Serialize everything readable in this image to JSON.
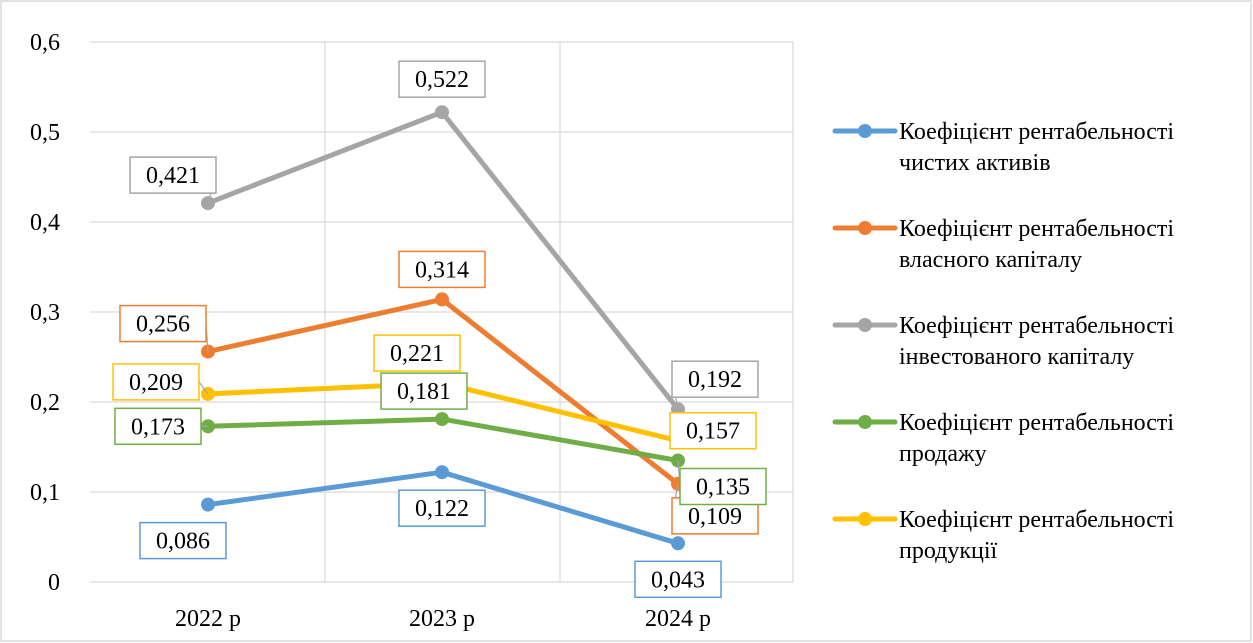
{
  "chart_data": {
    "type": "line",
    "categories": [
      "2022 р",
      "2023 р",
      "2024 р"
    ],
    "ylim": [
      0,
      0.6
    ],
    "yticks": [
      "0",
      "0,1",
      "0,2",
      "0,3",
      "0,4",
      "0,5",
      "0,6"
    ],
    "grid": true,
    "legend_position": "right",
    "series": [
      {
        "name_lines": [
          "Коефіцієнт рентабельності",
          "чистих активів"
        ],
        "color": "#5b9bd5",
        "values": [
          0.086,
          0.122,
          0.043
        ],
        "labels": [
          "0,086",
          "0,122",
          "0,043"
        ]
      },
      {
        "name_lines": [
          "Коефіцієнт рентабельності",
          "власного капіталу"
        ],
        "color": "#ed7d31",
        "values": [
          0.256,
          0.314,
          0.109
        ],
        "labels": [
          "0,256",
          "0,314",
          "0,109"
        ]
      },
      {
        "name_lines": [
          "Коефіцієнт рентабельності",
          "інвестованого капіталу"
        ],
        "color": "#a5a5a5",
        "values": [
          0.421,
          0.522,
          0.192
        ],
        "labels": [
          "0,421",
          "0,522",
          "0,192"
        ]
      },
      {
        "name_lines": [
          "Коефіцієнт рентабельності",
          "продажу"
        ],
        "color": "#70ad47",
        "values": [
          0.173,
          0.181,
          0.135
        ],
        "labels": [
          "0,173",
          "0,181",
          "0,135"
        ]
      },
      {
        "name_lines": [
          "Коефіцієнт рентабельності",
          "продукції"
        ],
        "color": "#ffc000",
        "values": [
          0.209,
          0.221,
          0.157
        ],
        "labels": [
          "0,209",
          "0,221",
          "0,157"
        ]
      }
    ]
  }
}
==========
▶ [Goal]
Please set down each line of the data above exactly as written, without the pictures.

▶ [Result of the exercise]
Serialize everything readable in this image to JSON.
{
  "chart_data": {
    "type": "line",
    "categories": [
      "2022 р",
      "2023 р",
      "2024 р"
    ],
    "ylim": [
      0,
      0.6
    ],
    "yticks": [
      "0",
      "0,1",
      "0,2",
      "0,3",
      "0,4",
      "0,5",
      "0,6"
    ],
    "grid": true,
    "legend_position": "right",
    "series": [
      {
        "name_lines": [
          "Коефіцієнт рентабельності",
          "чистих активів"
        ],
        "color": "#5b9bd5",
        "values": [
          0.086,
          0.122,
          0.043
        ],
        "labels": [
          "0,086",
          "0,122",
          "0,043"
        ]
      },
      {
        "name_lines": [
          "Коефіцієнт рентабельності",
          "власного капіталу"
        ],
        "color": "#ed7d31",
        "values": [
          0.256,
          0.314,
          0.109
        ],
        "labels": [
          "0,256",
          "0,314",
          "0,109"
        ]
      },
      {
        "name_lines": [
          "Коефіцієнт рентабельності",
          "інвестованого капіталу"
        ],
        "color": "#a5a5a5",
        "values": [
          0.421,
          0.522,
          0.192
        ],
        "labels": [
          "0,421",
          "0,522",
          "0,192"
        ]
      },
      {
        "name_lines": [
          "Коефіцієнт рентабельності",
          "продажу"
        ],
        "color": "#70ad47",
        "values": [
          0.173,
          0.181,
          0.135
        ],
        "labels": [
          "0,173",
          "0,181",
          "0,135"
        ]
      },
      {
        "name_lines": [
          "Коефіцієнт рентабельності",
          "продукції"
        ],
        "color": "#ffc000",
        "values": [
          0.209,
          0.221,
          0.157
        ],
        "labels": [
          "0,209",
          "0,221",
          "0,157"
        ]
      }
    ]
  }
}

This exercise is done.